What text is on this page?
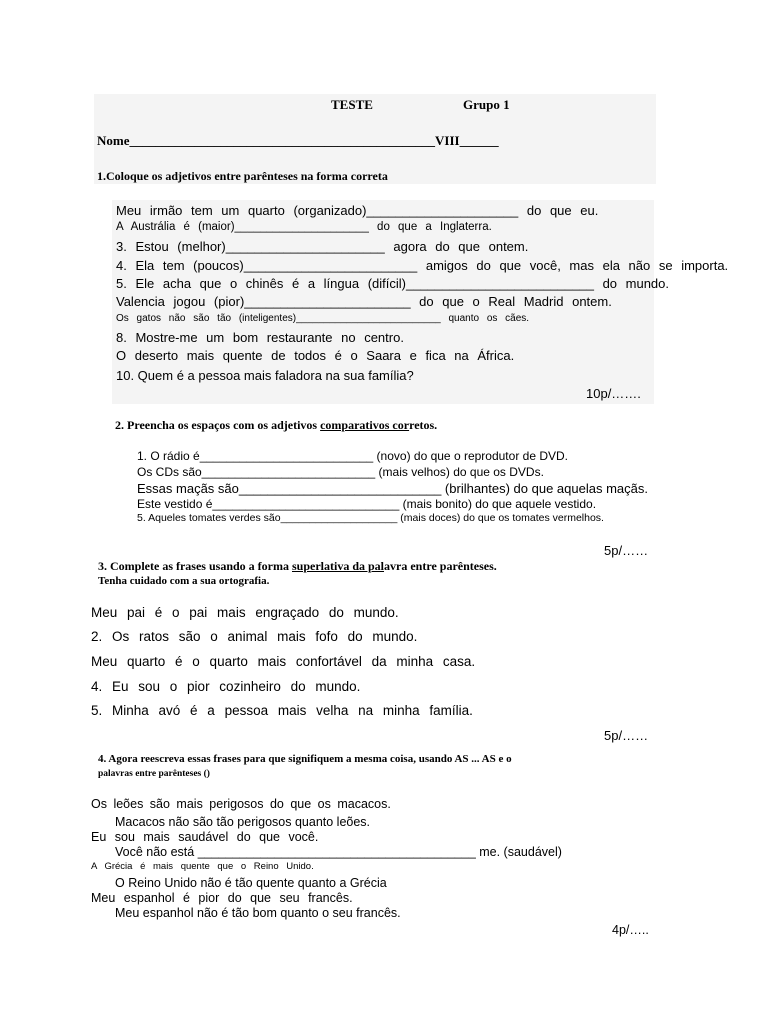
TESTE	Grupo 1
Nome_______________________________________________VIII______
1.Coloque os adjetivos entre parênteses na forma correta
Meu irmão tem um quarto (organizado)_____________________ do que eu.
A Austrália é (maior)_____________________ do que a Inglaterra.
3. Estou (melhor)______________________ agora do que ontem.
4. Ela tem (poucos)________________________ amigos do que você, mas ela não se importa.
5. Ele acha que o chinês é a língua (difícil)__________________________ do mundo.
Valencia jogou (pior)_______________________ do que o Real Madrid ontem.
Os gatos não são tão (inteligentes)__________________________ quanto os cães.
8. Mostre-me um bom restaurante no centro.
O deserto mais quente de todos é o Saara e fica na África.
10. Quem é a pessoa mais faladora na sua família?
10p/…….
2. Preencha os espaços com os adjetivos comparativos corretos.
1. O rádio é__________________________ (novo) do que o reprodutor de DVD.
Os CDs são__________________________ (mais velhos) do que os DVDs.
Essas maçãs são____________________________ (brilhantes) do que aquelas maçãs.
Este vestido é____________________________ (mais bonito) do que aquele vestido.
5. Aqueles tomates verdes são____________________ (mais doces) do que os tomates vermelhos.
5p/……
3. Complete as frases usando a forma superlativa da palavra entre parênteses.
Tenha cuidado com a sua ortografia.
Meu pai é o pai mais engraçado do mundo.
2. Os ratos são o animal mais fofo do mundo.
Meu quarto é o quarto mais confortável da minha casa.
4. Eu sou o pior cozinheiro do mundo.
5. Minha avó é a pessoa mais velha na minha família.
5p/……
4. Agora reescreva essas frases para que signifiquem a mesma coisa, usando AS ... AS e o
palavras entre parênteses ()
Os leões são mais perigosos do que os macacos.
Macacos não são tão perigosos quanto leões.
Eu sou mais saudável do que você.
Você não está ________________________________________ me. (saudável)
A Grécia é mais quente que o Reino Unido.
O Reino Unido não é tão quente quanto a Grécia
Meu espanhol é pior do que seu francês.
Meu espanhol não é tão bom quanto o seu francês.
4p/…..
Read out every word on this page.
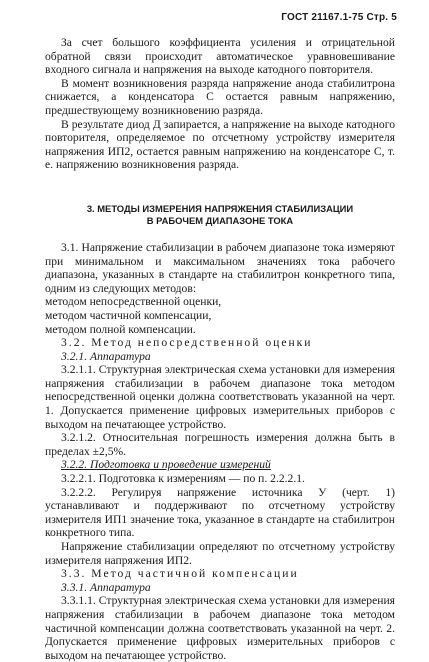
ГОСТ 21167.1-75 Стр. 5

За счет большого коэффициента усиления и отрицательной обратной связи происходит автоматическое уравновешивание входного сигнала и напряжения на выходе катодного повторителя.

В момент возникновения разряда напряжение анода стабилитрона снижается, а конденсатора С остается равным напряжению, предшествующему возникновению разряда.

В результате диод Д запирается, а напряжение на выходе катодного повторителя, определяемое по отсчетному устройству измерителя напряжения ИП2, остается равным напряжению на конденсаторе С, т. е. напряжению возникновения разряда.

3. МЕТОДЫ ИЗМЕРЕНИЯ НАПРЯЖЕНИЯ СТАБИЛИЗАЦИИ

В РАБОЧЕМ ДИАПАЗОНЕ ТОКА

3.1. Напряжение стабилизации в рабочем диапазоне тока измеряют при минимальном и максимальном значениях тока рабочего диапазона, указанных в стандарте на стабилитрон конкретного типа, одним из следующих методов:

методом непосредственной оценки,

методом частичной компенсации,

методом полной компенсации.

3.2. Метод непосредственной оценки

3.2.1. Аппаратура

3.2.1.1. Структурная электрическая схема установки для измерения напряжения стабилизации в рабочем диапазоне тока методом непосредственной оценки должна соответствовать указанной на черт. 1. Допускается применение цифровых измерительных приборов с выходом на печатающее устройство.

3.2.1.2. Относительная погрешность измерения должна быть в пределах ±2,5%.

3.2.2. Подготовка и проведение измерений

3.2.2.1. Подготовка к измерениям — по п. 2.2.2.1.

3.2.2.2. Регулируя напряжение источника У (черт. 1) устанавливают и поддерживают по отсчетному устройству измерителя ИП1 значение тока, указанное в стандарте на стабилитрон конкретного типа.

Напряжение стабилизации определяют по отсчетному устройству измерителя напряжения ИП2.

3.3. Метод частичной компенсации

3.3.1. Аппаратура

3.3.1.1. Структурная электрическая схема установки для измерения напряжения стабилизации в рабочем диапазоне тока методом частичной компенсации должна соответствовать указанной на черт. 2. Допускается применение цифровых измерительных приборов с выходом на печатающее устройство.
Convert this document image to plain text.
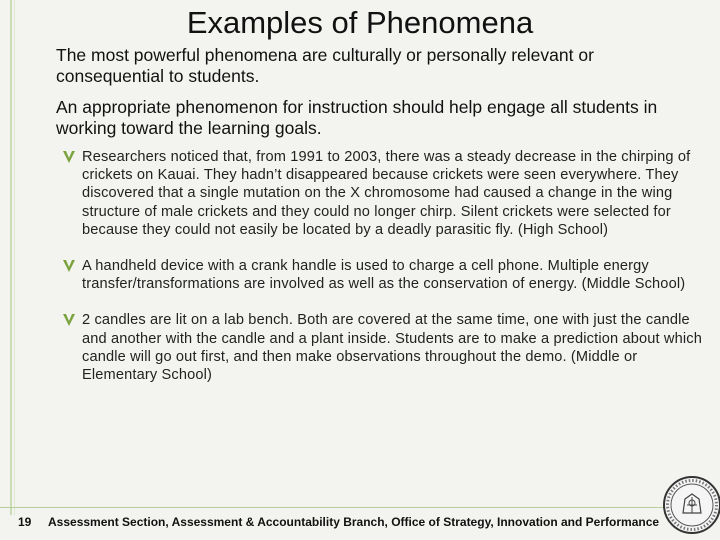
Examples of Phenomena
The most powerful phenomena are culturally or personally relevant or consequential to students.
An appropriate phenomenon for instruction should help engage all students in working toward the learning goals.
Researchers noticed that, from 1991 to 2003, there was a steady decrease in the chirping of crickets on Kauai. They hadn’t disappeared because crickets were seen everywhere. They discovered that a single mutation on the X chromosome had caused a change in the wing structure of male crickets and they could no longer chirp. Silent crickets were selected for because they could not easily be located by a deadly parasitic fly. (High School)
A handheld device with a crank handle is used to charge a cell phone. Multiple energy transfer/transformations are involved as well as the conservation of energy. (Middle School)
2 candles are lit on a lab bench. Both are covered at the same time, one with just the candle and another with the candle and a plant inside. Students are to make a prediction about which candle will go out first, and then make observations throughout the demo. (Middle or Elementary School)
19 Assessment Section, Assessment & Accountability Branch, Office of Strategy, Innovation and Performance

- - - -

**Aim of the exercise:** Leave the pictures out and reproduce each record exactly as written.

**Task result:**
What text is on this page?
TESTE	Grupo 1
Nome_______________________________________________VIII______
1.Coloque os adjetivos entre parênteses na forma correta
Meu irmão tem um quarto (organizado)_____________________ do que eu.
A Austrália é (maior)_____________________ do que a Inglaterra.
3. Estou (melhor)______________________ agora do que ontem.
4. Ela tem (poucos)________________________ amigos do que você, mas ela não se importa.
5. Ele acha que o chinês é a língua (difícil)__________________________ do mundo.
Valencia jogou (pior)_______________________ do que o Real Madrid ontem.
Os gatos não são tão (inteligentes)__________________________ quanto os cães.
8. Mostre-me um bom restaurante no centro.
O deserto mais quente de todos é o Saara e fica na África.
10. Quem é a pessoa mais faladora na sua família?
10p/…….
2. Preencha os espaços com os adjetivos comparativos corretos.
1. O rádio é__________________________ (novo) do que o reprodutor de DVD.
Os CDs são__________________________ (mais velhos) do que os DVDs.
Essas maçãs são____________________________ (brilhantes) do que aquelas maçãs.
Este vestido é____________________________ (mais bonito) do que aquele vestido.
5. Aqueles tomates verdes são____________________ (mais doces) do que os tomates vermelhos.
5p/……
3. Complete as frases usando a forma superlativa da palavra entre parênteses.
Tenha cuidado com a sua ortografia.
Meu pai é o pai mais engraçado do mundo.
2. Os ratos são o animal mais fofo do mundo.
Meu quarto é o quarto mais confortável da minha casa.
4. Eu sou o pior cozinheiro do mundo.
5. Minha avó é a pessoa mais velha na minha família.
5p/……
4. Agora reescreva essas frases para que signifiquem a mesma coisa, usando AS ... AS e o
palavras entre parênteses ()
Os leões são mais perigosos do que os macacos.
Macacos não são tão perigosos quanto leões.
Eu sou mais saudável do que você.
Você não está ________________________________________ me. (saudável)
A Grécia é mais quente que o Reino Unido.
O Reino Unido não é tão quente quanto a Grécia
Meu espanhol é pior do que seu francês.
Meu espanhol não é tão bom quanto o seu francês.
4p/…..
Read out every word on this page.
ГОСТ 21167.1-75 Стр. 5

За счет большого коэффициента усиления и отрицательной обратной связи происходит автоматическое уравновешивание входного сигнала и напряжения на выходе катодного повторителя.

В момент возникновения разряда напряжение анода стабилитрона снижается, а конденсатора С остается равным напряжению, предшествующему возникновению разряда.

В результате диод Д запирается, а напряжение на выходе катодного повторителя, определяемое по отсчетному устройству измерителя напряжения ИП2, остается равным напряжению на конденсаторе С, т. е. напряжению возникновения разряда.

3. МЕТОДЫ ИЗМЕРЕНИЯ НАПРЯЖЕНИЯ СТАБИЛИЗАЦИИ

В РАБОЧЕМ ДИАПАЗОНЕ ТОКА

3.1. Напряжение стабилизации в рабочем диапазоне тока измеряют при минимальном и максимальном значениях тока рабочего диапазона, указанных в стандарте на стабилитрон конкретного типа, одним из следующих методов:

методом непосредственной оценки,

методом частичной компенсации,

методом полной компенсации.

3.2. Метод непосредственной оценки

3.2.1. Аппаратура

3.2.1.1. Структурная электрическая схема установки для измерения напряжения стабилизации в рабочем диапазоне тока методом непосредственной оценки должна соответствовать указанной на черт. 1. Допускается применение цифровых измерительных приборов с выходом на печатающее устройство.

3.2.1.2. Относительная погрешность измерения должна быть в пределах ±2,5%.

3.2.2. Подготовка и проведение измерений

3.2.2.1. Подготовка к измерениям — по п. 2.2.2.1.

3.2.2.2. Регулируя напряжение источника У (черт. 1) устанавливают и поддерживают по отсчетному устройству измерителя ИП1 значение тока, указанное в стандарте на стабилитрон конкретного типа.

Напряжение стабилизации определяют по отсчетному устройству измерителя напряжения ИП2.

3.3. Метод частичной компенсации

3.3.1. Аппаратура

3.3.1.1. Структурная электрическая схема установки для измерения напряжения стабилизации в рабочем диапазоне тока методом частичной компенсации должна соответствовать указанной на черт. 2. Допускается применение цифровых измерительных приборов с выходом на печатающее устройство.
Convert this document image to plain text.
Examples of Phenomena
The most powerful phenomena are culturally or personally relevant or consequential to students.
An appropriate phenomenon for instruction should help engage all students in working toward the learning goals.
Researchers noticed that, from 1991 to 2003, there was a steady decrease in the chirping of crickets on Kauai. They hadn’t disappeared because crickets were seen everywhere. They discovered that a single mutation on the X chromosome had caused a change in the wing structure of male crickets and they could no longer chirp. Silent crickets were selected for because they could not easily be located by a deadly parasitic fly. (High School)
A handheld device with a crank handle is used to charge a cell phone. Multiple energy transfer/transformations are involved as well as the conservation of energy. (Middle School)
2 candles are lit on a lab bench. Both are covered at the same time, one with just the candle and another with the candle and a plant inside. Students are to make a prediction about which candle will go out first, and then make observations throughout the demo. (Middle or Elementary School)
19 Assessment Section, Assessment & Accountability Branch, Office of Strategy, Innovation and Performance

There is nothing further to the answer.